GIVEN REQUEST ->
Rewrite the listing lines from the one holding "bar xyxy=(320,254,347,321)" through the one holding "y-tick-label: 0 xyxy=(21,312,27,327)", inclusive, putting "x-axis-label" wherever "x-tick-label" appears and changing nothing else.

____ DATA SUPPLIED

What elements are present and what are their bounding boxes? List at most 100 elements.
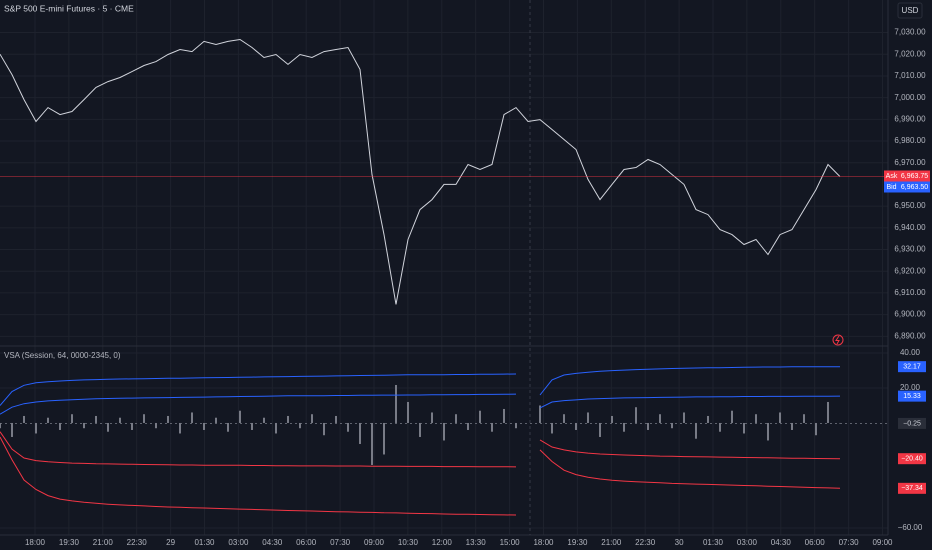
- band-tag: 32.17: [903, 364, 921, 371]
- histogram-bar: [623, 422, 625, 432]
- histogram-bar: [335, 415, 337, 423]
- histogram-bar: [791, 422, 793, 430]
- x-tick-label: 19:30: [59, 538, 80, 547]
- x-tick-label: 07:30: [330, 538, 351, 547]
- x-tick-label: 03:00: [228, 538, 249, 547]
- histogram-bar: [275, 422, 277, 434]
- histogram-bar: [827, 401, 829, 423]
- x-tick-label: 10:30: [398, 538, 419, 547]
- alert-icon[interactable]: [832, 334, 844, 346]
- y-tick-label: 6,990.00: [894, 114, 926, 123]
- quote-tag-name-bg: [884, 170, 899, 182]
- histogram-bar: [575, 422, 577, 430]
- histogram-bar: [119, 417, 121, 423]
- quote-tag-value-bg: [899, 181, 930, 193]
- histogram-bar: [179, 422, 181, 434]
- histogram-bar: [767, 422, 769, 441]
- histogram-bar: [467, 422, 469, 430]
- histogram-bar: [539, 405, 541, 423]
- grid: [0, 0, 888, 535]
- y-tick-label: 6,910.00: [894, 288, 926, 297]
- x-tick-label: 21:00: [601, 538, 622, 547]
- x-tick-label: 03:00: [737, 538, 758, 547]
- histogram-bar: [419, 422, 421, 437]
- x-tick-label: 22:30: [127, 538, 148, 547]
- histogram-bar: [47, 417, 49, 423]
- histogram-bar: [23, 415, 25, 423]
- histogram-bar: [35, 422, 37, 434]
- histogram-bar: [71, 414, 73, 423]
- y-tick-label: 6,890.00: [894, 331, 926, 340]
- y-tick-label: −60.00: [898, 523, 923, 532]
- histogram-bar: [803, 414, 805, 423]
- histogram-bar: [107, 422, 109, 432]
- histogram-bar: [239, 410, 241, 423]
- histogram-bar: [635, 407, 637, 423]
- x-tick-label: 06:00: [296, 538, 317, 547]
- y-tick-label: 6,900.00: [894, 310, 926, 319]
- histogram-bar: [299, 422, 301, 429]
- y-tick-label: 7,020.00: [894, 49, 926, 58]
- x-tick-label: 09:00: [364, 538, 385, 547]
- histogram-bar: [779, 412, 781, 423]
- histogram-bar: [95, 415, 97, 423]
- histogram-bar: [479, 410, 481, 423]
- histogram-bar: [491, 422, 493, 432]
- labels: 6,890.00 6,900.00 6,910.00 6,920.00 6,930.00…: [25, 28, 930, 547]
- histogram-bar: [131, 422, 133, 430]
- histogram-bar: [599, 422, 601, 437]
- x-tick-label: 21:00: [93, 538, 114, 547]
- band-tag-bg: [898, 453, 926, 465]
- histogram-bar: [563, 414, 565, 423]
- y-tick-label: 20.00: [900, 383, 921, 392]
- x-tick-label: 29: [166, 538, 175, 547]
- histogram-bar: [191, 412, 193, 423]
- last-value-tag: −0.25: [903, 420, 921, 427]
- histogram-bar: [359, 422, 361, 444]
- currency-button[interactable]: [897, 2, 923, 19]
- x-tick-label: 18:00: [25, 538, 46, 547]
- x-tick-label: 15:00: [500, 538, 521, 547]
- histogram-bar: [347, 422, 349, 432]
- price-line: [0, 38, 841, 305]
- histogram-bar: [407, 401, 409, 423]
- x-tick-label: 06:00: [805, 538, 826, 547]
- histogram-bar: [659, 414, 661, 423]
- histogram-bar: [83, 422, 85, 429]
- quote-tag-value: 6,963.50: [901, 184, 928, 191]
- histogram-bar: [287, 415, 289, 423]
- x-tick-label: 01:30: [194, 538, 215, 547]
- quote-tag-name: Bid: [886, 184, 896, 191]
- histogram-bar: [683, 412, 685, 423]
- x-tick-label: 09:00: [872, 538, 893, 547]
- histogram-bar: [227, 422, 229, 432]
- x-tick-label: 18:00: [533, 538, 554, 547]
- histogram-bar: [731, 410, 733, 423]
- band-line: [0, 393, 841, 415]
- x-tick-label: 30: [675, 538, 684, 547]
- histogram-bar: [515, 422, 517, 429]
- band-tag: 15.33: [903, 393, 921, 400]
- quote-tag-name-bg: [884, 181, 899, 193]
- histogram-bar: [167, 415, 169, 423]
- y-tick-label: 6,950.00: [894, 201, 926, 210]
- x-tick-label: 01:30: [703, 538, 724, 547]
- histogram-bar: [383, 422, 385, 455]
- indicator-title: VSA (Session, 64, 0000-2345, 0): [4, 351, 121, 360]
- histogram-bar: [815, 422, 817, 436]
- y-tick-label: 6,980.00: [894, 136, 926, 145]
- currency[interactable]: USD: [902, 6, 919, 15]
- y-tick-label: 6,930.00: [894, 245, 926, 254]
- quote-tag-value: 6,963.75: [901, 173, 928, 180]
- band-tag-bg: [898, 390, 926, 402]
- x-tick-label: 04:30: [771, 538, 792, 547]
- histogram-bar: [671, 422, 673, 429]
- histogram-bar: [323, 422, 325, 436]
- y-tick-label: 7,030.00: [894, 28, 926, 37]
- histogram-bar: [587, 412, 589, 423]
- histogram-bar: [707, 415, 709, 423]
- marks: [0, 38, 888, 516]
- histogram-bar: [215, 417, 217, 423]
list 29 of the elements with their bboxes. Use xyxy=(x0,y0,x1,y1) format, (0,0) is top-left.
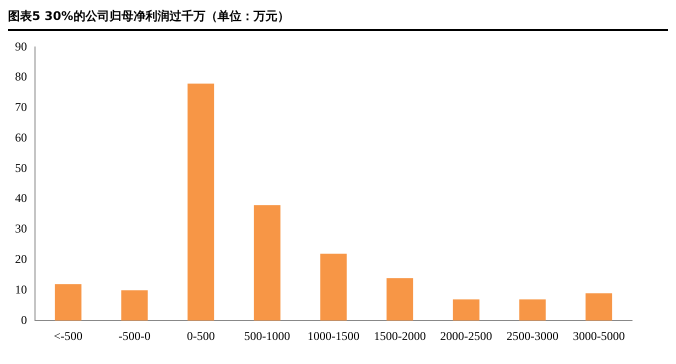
bar xyxy=(320,254,347,321)
x-tick-label: 3000-5000 xyxy=(572,328,625,343)
y-tick-label: 60 xyxy=(15,130,27,144)
chart-title: 图表5 30%的公司归母净利润过千万（单位：万元） xyxy=(8,8,668,31)
x-tick-label: 0-500 xyxy=(186,328,215,343)
x-tick-label: -500-0 xyxy=(118,328,150,343)
x-tick-label: <-500 xyxy=(54,328,83,343)
y-tick-label: 0 xyxy=(21,312,27,327)
x-tick-label: 2000-2500 xyxy=(440,328,492,343)
bar xyxy=(452,299,480,321)
y-tick-label: 90 xyxy=(15,39,27,54)
bar xyxy=(188,84,214,321)
bar xyxy=(121,290,148,321)
x-tick-label: 500-1000 xyxy=(244,328,290,343)
y-tick-label: 80 xyxy=(15,70,27,84)
bar xyxy=(586,293,612,321)
y-tick-label: 40 xyxy=(15,191,27,206)
y-tick-label: 20 xyxy=(15,252,27,266)
x-tick-label: 1000-1500 xyxy=(308,328,360,343)
bar xyxy=(519,299,546,321)
bar xyxy=(254,205,280,321)
x-tick-label: 1500-2000 xyxy=(374,328,426,343)
bar xyxy=(386,278,414,321)
y-tick-label: 10 xyxy=(15,282,27,296)
y-tick-label: 70 xyxy=(15,100,27,114)
x-tick-label: 2500-3000 xyxy=(506,328,558,343)
y-tick-label: 50 xyxy=(15,160,27,175)
y-tick-label: 30 xyxy=(15,222,27,236)
bar xyxy=(54,284,82,321)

________

RESULT OF THIS TASK ->
bar xyxy=(320,254,347,321)
x-axis-label: 3000-5000 xyxy=(572,328,625,343)
y-tick-label: 60 xyxy=(15,130,27,144)
chart-title: 图表5 30%的公司归母净利润过千万（单位：万元） xyxy=(8,8,668,31)
x-axis-label: 0-500 xyxy=(186,328,215,343)
x-axis-label: -500-0 xyxy=(118,328,150,343)
x-axis-label: <-500 xyxy=(54,328,83,343)
y-tick-label: 0 xyxy=(21,312,27,327)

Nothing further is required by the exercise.